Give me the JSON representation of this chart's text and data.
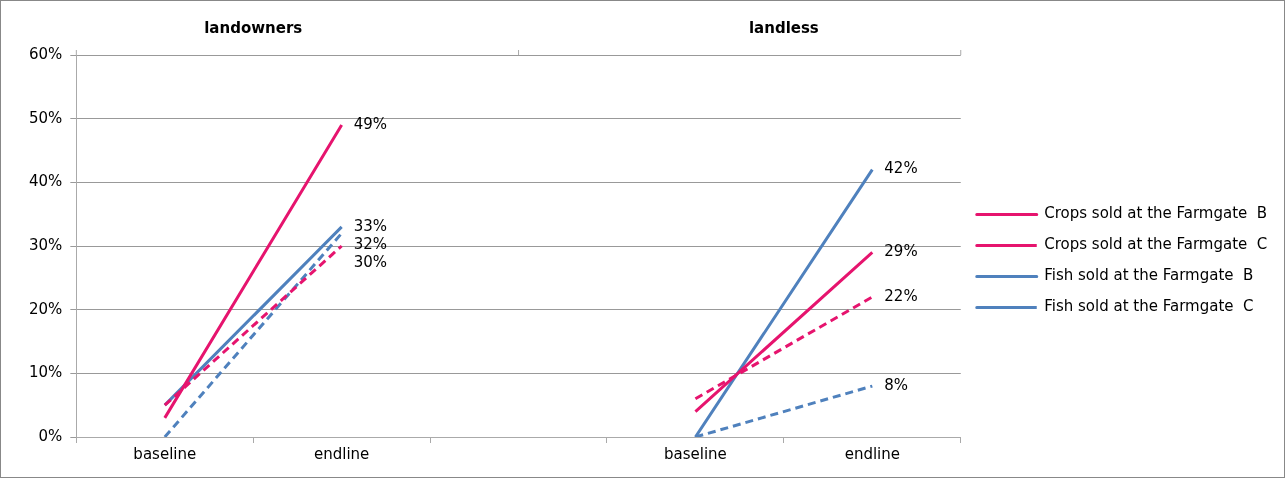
{
  "chart_data": {
    "type": "line",
    "categories": [
      "baseline",
      "endline",
      null,
      "baseline",
      "endline"
    ],
    "series": [
      {
        "name": "Crops sold at the Farmgate  B",
        "color": "#e6146e",
        "line_style": "solid",
        "values": [
          3,
          49,
          null,
          4,
          29
        ],
        "value_labels": [
          null,
          "49%",
          null,
          null,
          "29%"
        ]
      },
      {
        "name": "Crops sold at the Farmgate  C",
        "color": "#e6146e",
        "line_style": "dashed",
        "values": [
          5,
          30,
          null,
          6,
          22
        ],
        "value_labels": [
          null,
          "30%",
          null,
          null,
          "22%"
        ]
      },
      {
        "name": "Fish sold at the Farmgate  B",
        "color": "#4f81bd",
        "line_style": "solid",
        "values": [
          5,
          33,
          null,
          0,
          42
        ],
        "value_labels": [
          null,
          "33%",
          null,
          null,
          "42%"
        ]
      },
      {
        "name": "Fish sold at the Farmgate  C",
        "color": "#4f81bd",
        "line_style": "dashed",
        "values": [
          0,
          32,
          null,
          0,
          8
        ],
        "value_labels": [
          null,
          "32%",
          null,
          null,
          "8%"
        ]
      }
    ],
    "ylim": [
      0,
      60
    ],
    "yticks": [
      {
        "value": 0,
        "label": "0%"
      },
      {
        "value": 10,
        "label": "10%"
      },
      {
        "value": 20,
        "label": "20%"
      },
      {
        "value": 30,
        "label": "30%"
      },
      {
        "value": 40,
        "label": "40%"
      },
      {
        "value": 50,
        "label": "50%"
      },
      {
        "value": 60,
        "label": "60%"
      }
    ],
    "grid": "y",
    "legend": "right",
    "marker": "none",
    "annotations": [
      "landowners",
      "landless"
    ]
  }
}
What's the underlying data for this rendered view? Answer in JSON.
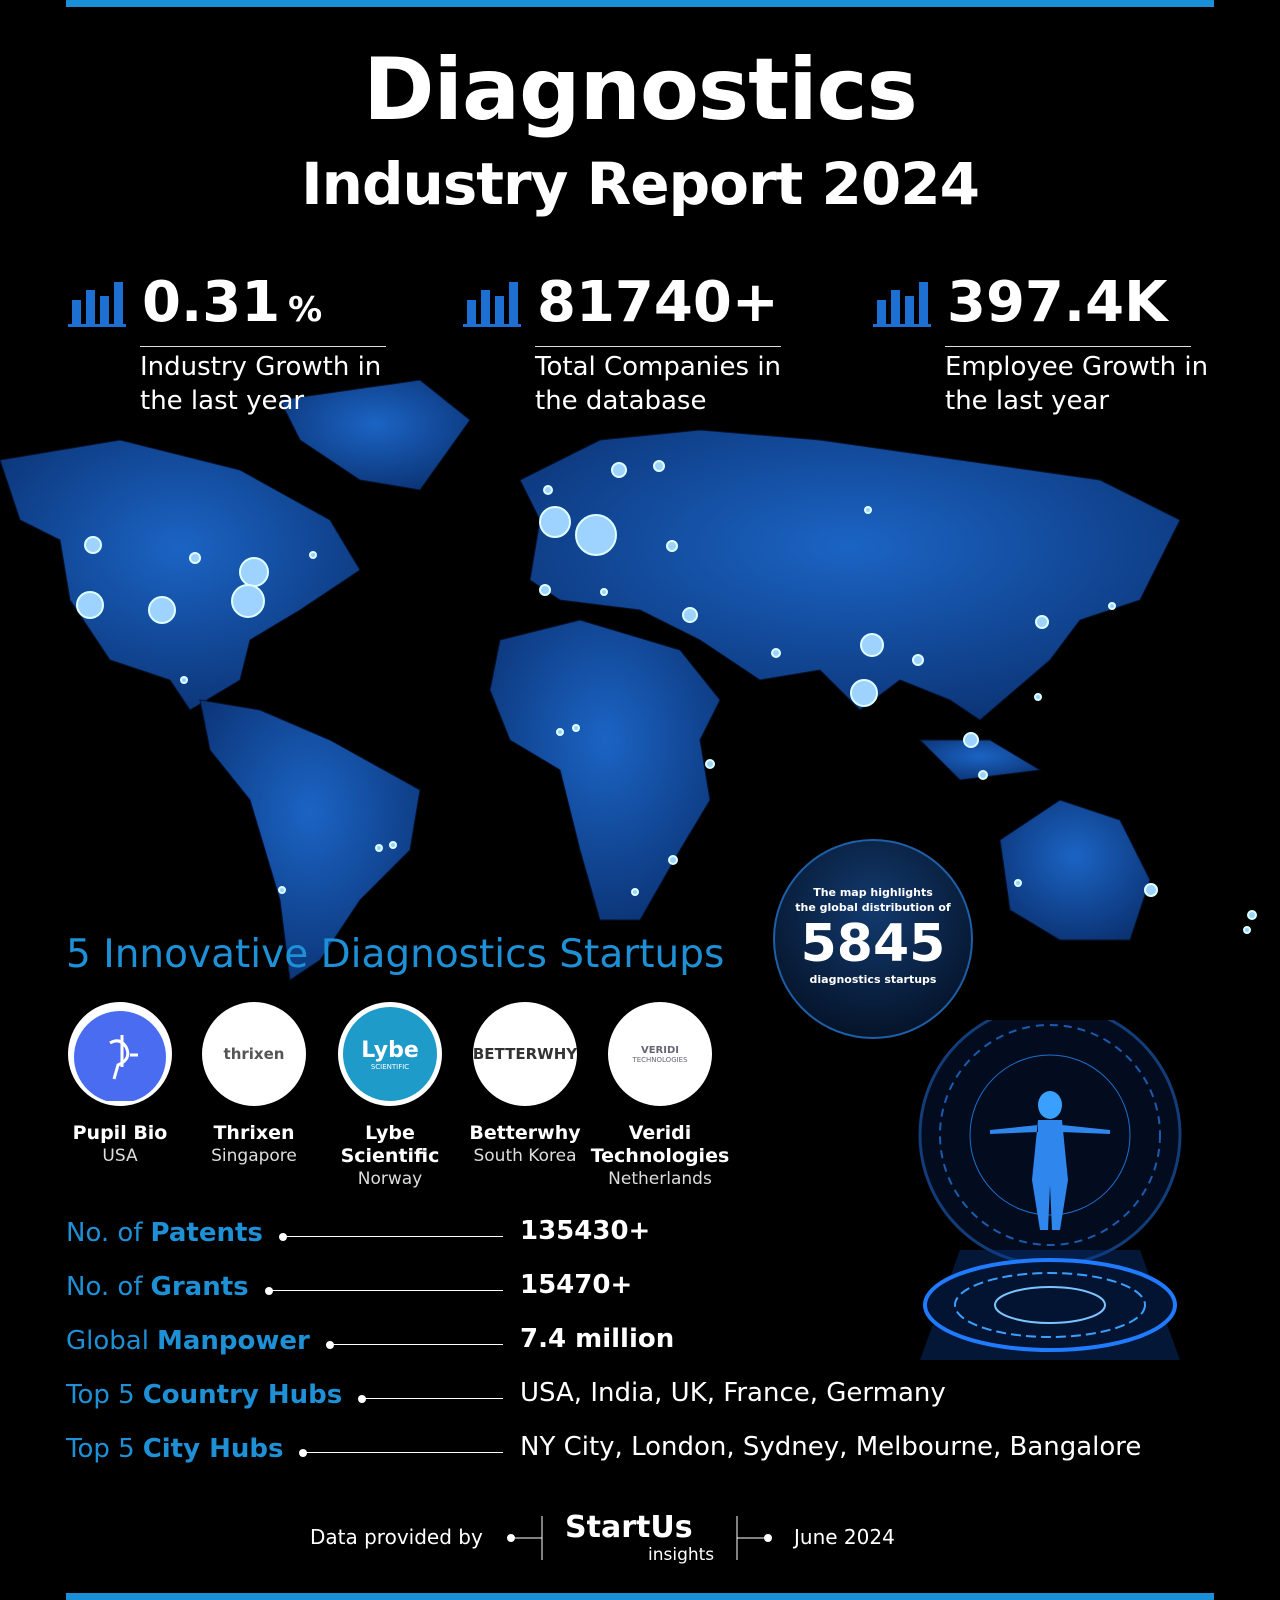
{
  "header": {
    "title": "Diagnostics",
    "subtitle": "Industry Report 2024"
  },
  "stats": [
    {
      "value": "0.31",
      "unit": "%",
      "label_lines": [
        "Industry Growth in",
        "the last year"
      ]
    },
    {
      "value": "81740+",
      "label_lines": [
        "Total Companies in",
        "the database"
      ]
    },
    {
      "value": "397.4K",
      "label_lines": [
        "Employee Growth in",
        "the last year"
      ]
    }
  ],
  "map_note": {
    "lines": [
      "The map highlights",
      "the global distribution of"
    ],
    "count": "5845",
    "caption": "diagnostics startups"
  },
  "startups": {
    "heading": "5 Innovative Diagnostics Startups",
    "items": [
      {
        "name_lines": [
          "Pupil Bio"
        ],
        "country": "USA"
      },
      {
        "name_lines": [
          "Thrixen"
        ],
        "country": "Singapore",
        "logo_text": [
          "thrixen"
        ]
      },
      {
        "name_lines": [
          "Lybe",
          "Scientific"
        ],
        "country": "Norway",
        "logo_text": [
          "Lybe",
          "SCIENTIFIC"
        ]
      },
      {
        "name_lines": [
          "Betterwhy"
        ],
        "country": "South Korea",
        "logo_text": [
          "BETTERWHY"
        ]
      },
      {
        "name_lines": [
          "Veridi",
          "Technologies"
        ],
        "country": "Netherlands",
        "logo_text": [
          "VERIDI",
          "TECHNOLOGIES"
        ]
      }
    ]
  },
  "facts": [
    {
      "prefix": "No. of",
      "emphasis": "Patents",
      "value": "135430+"
    },
    {
      "prefix": "No. of",
      "emphasis": "Grants",
      "value": "15470+"
    },
    {
      "prefix": "Global",
      "emphasis": "Manpower",
      "value": "7.4 million"
    },
    {
      "prefix": "Top 5",
      "emphasis": "Country Hubs",
      "value": "USA, India, UK, France, Germany"
    },
    {
      "prefix": "Top 5",
      "emphasis": "City Hubs",
      "value": "NY City, London, Sydney, Melbourne, Bangalore"
    }
  ],
  "footer": {
    "provided_by": "Data provided by",
    "brand": "StartUs",
    "brand_sub": "insights",
    "date": "June 2024"
  }
}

------------------------------

In the copy, include no pictures; restate the listing above exactly.

## Correct output
Give me the JSON representation of this chart's text and data.
{
  "chart_data": {
    "type": "line",
    "categories": [
      "baseline",
      "endline",
      null,
      "baseline",
      "endline"
    ],
    "series": [
      {
        "name": "Crops sold at the Farmgate  B",
        "color": "#e6146e",
        "line_style": "solid",
        "values": [
          3,
          49,
          null,
          4,
          29
        ],
        "value_labels": [
          null,
          "49%",
          null,
          null,
          "29%"
        ]
      },
      {
        "name": "Crops sold at the Farmgate  C",
        "color": "#e6146e",
        "line_style": "dashed",
        "values": [
          5,
          30,
          null,
          6,
          22
        ],
        "value_labels": [
          null,
          "30%",
          null,
          null,
          "22%"
        ]
      },
      {
        "name": "Fish sold at the Farmgate  B",
        "color": "#4f81bd",
        "line_style": "solid",
        "values": [
          5,
          33,
          null,
          0,
          42
        ],
        "value_labels": [
          null,
          "33%",
          null,
          null,
          "42%"
        ]
      },
      {
        "name": "Fish sold at the Farmgate  C",
        "color": "#4f81bd",
        "line_style": "dashed",
        "values": [
          0,
          32,
          null,
          0,
          8
        ],
        "value_labels": [
          null,
          "32%",
          null,
          null,
          "8%"
        ]
      }
    ],
    "ylim": [
      0,
      60
    ],
    "yticks": [
      {
        "value": 0,
        "label": "0%"
      },
      {
        "value": 10,
        "label": "10%"
      },
      {
        "value": 20,
        "label": "20%"
      },
      {
        "value": 30,
        "label": "30%"
      },
      {
        "value": 40,
        "label": "40%"
      },
      {
        "value": 50,
        "label": "50%"
      },
      {
        "value": 60,
        "label": "60%"
      }
    ],
    "grid": "y",
    "legend": "right",
    "marker": "none",
    "annotations": [
      "landowners",
      "landless"
    ]
  }
}
What's the underlying data for this rendered view? Answer in JSON.
{
  "header": {
    "title": "Diagnostics",
    "subtitle": "Industry Report 2024"
  },
  "stats": [
    {
      "value": "0.31",
      "unit": "%",
      "label_lines": [
        "Industry Growth in",
        "the last year"
      ]
    },
    {
      "value": "81740+",
      "label_lines": [
        "Total Companies in",
        "the database"
      ]
    },
    {
      "value": "397.4K",
      "label_lines": [
        "Employee Growth in",
        "the last year"
      ]
    }
  ],
  "map_note": {
    "lines": [
      "The map highlights",
      "the global distribution of"
    ],
    "count": "5845",
    "caption": "diagnostics startups"
  },
  "startups": {
    "heading": "5 Innovative Diagnostics Startups",
    "items": [
      {
        "name_lines": [
          "Pupil Bio"
        ],
        "country": "USA"
      },
      {
        "name_lines": [
          "Thrixen"
        ],
        "country": "Singapore",
        "logo_text": [
          "thrixen"
        ]
      },
      {
        "name_lines": [
          "Lybe",
          "Scientific"
        ],
        "country": "Norway",
        "logo_text": [
          "Lybe",
          "SCIENTIFIC"
        ]
      },
      {
        "name_lines": [
          "Betterwhy"
        ],
        "country": "South Korea",
        "logo_text": [
          "BETTERWHY"
        ]
      },
      {
        "name_lines": [
          "Veridi",
          "Technologies"
        ],
        "country": "Netherlands",
        "logo_text": [
          "VERIDI",
          "TECHNOLOGIES"
        ]
      }
    ]
  },
  "facts": [
    {
      "prefix": "No. of",
      "emphasis": "Patents",
      "value": "135430+"
    },
    {
      "prefix": "No. of",
      "emphasis": "Grants",
      "value": "15470+"
    },
    {
      "prefix": "Global",
      "emphasis": "Manpower",
      "value": "7.4 million"
    },
    {
      "prefix": "Top 5",
      "emphasis": "Country Hubs",
      "value": "USA, India, UK, France, Germany"
    },
    {
      "prefix": "Top 5",
      "emphasis": "City Hubs",
      "value": "NY City, London, Sydney, Melbourne, Bangalore"
    }
  ],
  "footer": {
    "provided_by": "Data provided by",
    "brand": "StartUs",
    "brand_sub": "insights",
    "date": "June 2024"
  }
}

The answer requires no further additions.